Information shown

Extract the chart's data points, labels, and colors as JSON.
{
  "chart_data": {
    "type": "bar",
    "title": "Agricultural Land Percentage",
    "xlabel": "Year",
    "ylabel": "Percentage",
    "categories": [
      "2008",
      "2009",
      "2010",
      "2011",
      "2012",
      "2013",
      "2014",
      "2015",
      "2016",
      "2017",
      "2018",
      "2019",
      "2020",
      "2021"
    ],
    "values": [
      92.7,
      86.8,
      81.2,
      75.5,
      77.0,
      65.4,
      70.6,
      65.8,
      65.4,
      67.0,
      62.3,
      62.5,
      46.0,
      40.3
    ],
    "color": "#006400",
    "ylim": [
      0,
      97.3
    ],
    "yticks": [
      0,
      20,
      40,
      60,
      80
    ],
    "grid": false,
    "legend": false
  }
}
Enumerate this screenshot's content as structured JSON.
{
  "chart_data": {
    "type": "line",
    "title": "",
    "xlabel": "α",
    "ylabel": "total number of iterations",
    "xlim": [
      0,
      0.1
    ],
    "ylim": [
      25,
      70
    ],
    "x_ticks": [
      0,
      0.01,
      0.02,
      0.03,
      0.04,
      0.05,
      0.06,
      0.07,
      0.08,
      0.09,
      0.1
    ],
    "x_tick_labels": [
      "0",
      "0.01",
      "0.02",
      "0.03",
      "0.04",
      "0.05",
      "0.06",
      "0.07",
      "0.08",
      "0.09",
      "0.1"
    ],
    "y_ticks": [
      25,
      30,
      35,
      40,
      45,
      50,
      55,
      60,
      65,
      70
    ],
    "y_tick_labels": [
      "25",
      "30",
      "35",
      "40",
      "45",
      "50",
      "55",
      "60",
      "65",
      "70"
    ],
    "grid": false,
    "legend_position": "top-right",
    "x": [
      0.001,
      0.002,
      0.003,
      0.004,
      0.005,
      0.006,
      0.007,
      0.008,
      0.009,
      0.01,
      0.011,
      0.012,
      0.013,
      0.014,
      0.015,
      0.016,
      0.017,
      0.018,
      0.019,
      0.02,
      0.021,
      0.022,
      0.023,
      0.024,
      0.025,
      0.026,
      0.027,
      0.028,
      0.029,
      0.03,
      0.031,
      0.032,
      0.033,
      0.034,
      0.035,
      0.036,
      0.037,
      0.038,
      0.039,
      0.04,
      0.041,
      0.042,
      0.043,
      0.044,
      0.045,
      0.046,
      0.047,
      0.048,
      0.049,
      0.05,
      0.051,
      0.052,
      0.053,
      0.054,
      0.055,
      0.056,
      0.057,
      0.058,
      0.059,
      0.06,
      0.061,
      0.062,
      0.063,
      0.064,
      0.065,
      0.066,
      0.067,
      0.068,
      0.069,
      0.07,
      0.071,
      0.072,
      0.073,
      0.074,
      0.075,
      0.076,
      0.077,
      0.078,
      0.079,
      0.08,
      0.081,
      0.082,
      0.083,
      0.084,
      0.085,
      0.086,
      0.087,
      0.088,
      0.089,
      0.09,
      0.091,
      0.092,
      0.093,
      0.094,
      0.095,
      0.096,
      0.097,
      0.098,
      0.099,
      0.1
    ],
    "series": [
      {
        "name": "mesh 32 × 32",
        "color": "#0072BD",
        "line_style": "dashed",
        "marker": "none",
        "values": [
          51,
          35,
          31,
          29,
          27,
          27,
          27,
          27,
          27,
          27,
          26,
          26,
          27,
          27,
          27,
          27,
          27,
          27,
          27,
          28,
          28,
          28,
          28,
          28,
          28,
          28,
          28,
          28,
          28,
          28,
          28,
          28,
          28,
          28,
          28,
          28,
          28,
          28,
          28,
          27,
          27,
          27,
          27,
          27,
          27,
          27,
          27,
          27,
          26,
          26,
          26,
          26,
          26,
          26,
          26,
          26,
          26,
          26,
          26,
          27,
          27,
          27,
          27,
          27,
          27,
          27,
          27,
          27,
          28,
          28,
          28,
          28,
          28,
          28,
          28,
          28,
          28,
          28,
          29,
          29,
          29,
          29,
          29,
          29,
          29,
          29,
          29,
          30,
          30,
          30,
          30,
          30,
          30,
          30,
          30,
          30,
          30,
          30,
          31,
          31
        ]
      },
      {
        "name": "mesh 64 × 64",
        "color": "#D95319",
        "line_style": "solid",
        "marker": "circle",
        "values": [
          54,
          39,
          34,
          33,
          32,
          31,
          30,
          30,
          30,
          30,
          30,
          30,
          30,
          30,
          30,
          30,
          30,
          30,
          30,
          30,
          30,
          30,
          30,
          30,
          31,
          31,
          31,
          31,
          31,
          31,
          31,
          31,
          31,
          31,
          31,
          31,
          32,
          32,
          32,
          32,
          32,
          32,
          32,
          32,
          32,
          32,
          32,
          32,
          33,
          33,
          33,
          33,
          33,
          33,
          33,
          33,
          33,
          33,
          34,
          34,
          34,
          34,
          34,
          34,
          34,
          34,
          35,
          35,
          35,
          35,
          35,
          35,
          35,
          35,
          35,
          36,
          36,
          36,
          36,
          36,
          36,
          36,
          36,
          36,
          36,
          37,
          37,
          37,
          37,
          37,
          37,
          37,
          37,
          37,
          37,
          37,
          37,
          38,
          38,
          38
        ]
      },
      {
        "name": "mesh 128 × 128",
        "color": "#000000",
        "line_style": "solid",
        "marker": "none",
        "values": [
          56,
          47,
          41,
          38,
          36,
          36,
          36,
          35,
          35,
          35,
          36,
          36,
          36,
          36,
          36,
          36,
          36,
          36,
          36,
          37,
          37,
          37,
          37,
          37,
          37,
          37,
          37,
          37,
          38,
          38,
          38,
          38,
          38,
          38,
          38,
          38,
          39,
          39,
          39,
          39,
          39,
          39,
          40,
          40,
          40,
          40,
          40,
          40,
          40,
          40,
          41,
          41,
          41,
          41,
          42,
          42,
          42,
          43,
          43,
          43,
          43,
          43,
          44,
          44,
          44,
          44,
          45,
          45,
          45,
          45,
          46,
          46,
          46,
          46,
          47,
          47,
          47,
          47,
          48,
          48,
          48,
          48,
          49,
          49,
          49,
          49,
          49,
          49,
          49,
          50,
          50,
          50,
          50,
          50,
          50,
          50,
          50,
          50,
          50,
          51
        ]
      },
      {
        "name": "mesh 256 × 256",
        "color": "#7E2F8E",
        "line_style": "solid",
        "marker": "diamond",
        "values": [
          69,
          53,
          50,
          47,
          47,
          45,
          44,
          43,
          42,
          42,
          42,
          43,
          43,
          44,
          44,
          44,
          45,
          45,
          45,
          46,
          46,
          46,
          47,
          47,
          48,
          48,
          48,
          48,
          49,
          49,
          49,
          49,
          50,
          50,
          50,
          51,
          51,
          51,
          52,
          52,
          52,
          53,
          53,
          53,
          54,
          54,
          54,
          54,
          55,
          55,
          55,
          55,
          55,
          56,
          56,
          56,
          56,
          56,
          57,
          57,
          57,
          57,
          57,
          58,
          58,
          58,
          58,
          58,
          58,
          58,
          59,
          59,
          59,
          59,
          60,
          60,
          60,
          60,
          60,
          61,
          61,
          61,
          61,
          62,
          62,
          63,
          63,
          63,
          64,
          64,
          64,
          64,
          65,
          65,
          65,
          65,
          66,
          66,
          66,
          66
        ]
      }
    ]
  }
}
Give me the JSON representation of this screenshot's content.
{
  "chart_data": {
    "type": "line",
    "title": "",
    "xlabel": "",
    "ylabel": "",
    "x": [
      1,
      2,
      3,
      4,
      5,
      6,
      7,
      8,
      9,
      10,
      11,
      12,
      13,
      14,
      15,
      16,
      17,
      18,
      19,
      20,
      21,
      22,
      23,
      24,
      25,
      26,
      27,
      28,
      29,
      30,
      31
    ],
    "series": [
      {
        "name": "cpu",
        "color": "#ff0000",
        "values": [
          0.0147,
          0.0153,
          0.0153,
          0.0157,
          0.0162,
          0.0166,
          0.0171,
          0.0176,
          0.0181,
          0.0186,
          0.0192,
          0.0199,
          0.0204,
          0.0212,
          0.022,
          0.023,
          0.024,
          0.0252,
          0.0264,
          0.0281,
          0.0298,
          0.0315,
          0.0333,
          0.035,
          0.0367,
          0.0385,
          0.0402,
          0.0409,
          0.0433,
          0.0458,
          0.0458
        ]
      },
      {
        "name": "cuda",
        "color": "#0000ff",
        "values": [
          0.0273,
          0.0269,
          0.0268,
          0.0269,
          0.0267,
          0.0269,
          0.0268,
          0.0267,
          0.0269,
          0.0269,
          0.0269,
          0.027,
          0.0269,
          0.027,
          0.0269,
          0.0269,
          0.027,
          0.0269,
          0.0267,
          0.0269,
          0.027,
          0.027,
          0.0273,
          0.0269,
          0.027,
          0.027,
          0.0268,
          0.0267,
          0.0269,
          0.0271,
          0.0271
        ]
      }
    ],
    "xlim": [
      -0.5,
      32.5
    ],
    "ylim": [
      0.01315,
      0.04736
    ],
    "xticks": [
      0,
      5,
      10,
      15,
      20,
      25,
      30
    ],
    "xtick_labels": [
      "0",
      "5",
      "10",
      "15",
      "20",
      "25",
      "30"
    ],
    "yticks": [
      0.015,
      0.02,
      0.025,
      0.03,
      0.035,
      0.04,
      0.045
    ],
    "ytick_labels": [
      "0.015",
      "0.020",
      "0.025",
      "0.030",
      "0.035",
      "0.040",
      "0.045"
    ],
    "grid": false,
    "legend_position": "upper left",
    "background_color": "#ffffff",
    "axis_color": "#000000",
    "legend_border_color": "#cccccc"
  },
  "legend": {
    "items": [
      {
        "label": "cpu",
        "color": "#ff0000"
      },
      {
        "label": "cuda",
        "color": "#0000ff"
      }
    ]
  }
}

To be done
Filter the records above for lines containing the word "this", and copy those lines.

Reply to the exercise
Enumerate this screenshot's content as structured JSON.
Give me the JSON representation of this screenshot's content.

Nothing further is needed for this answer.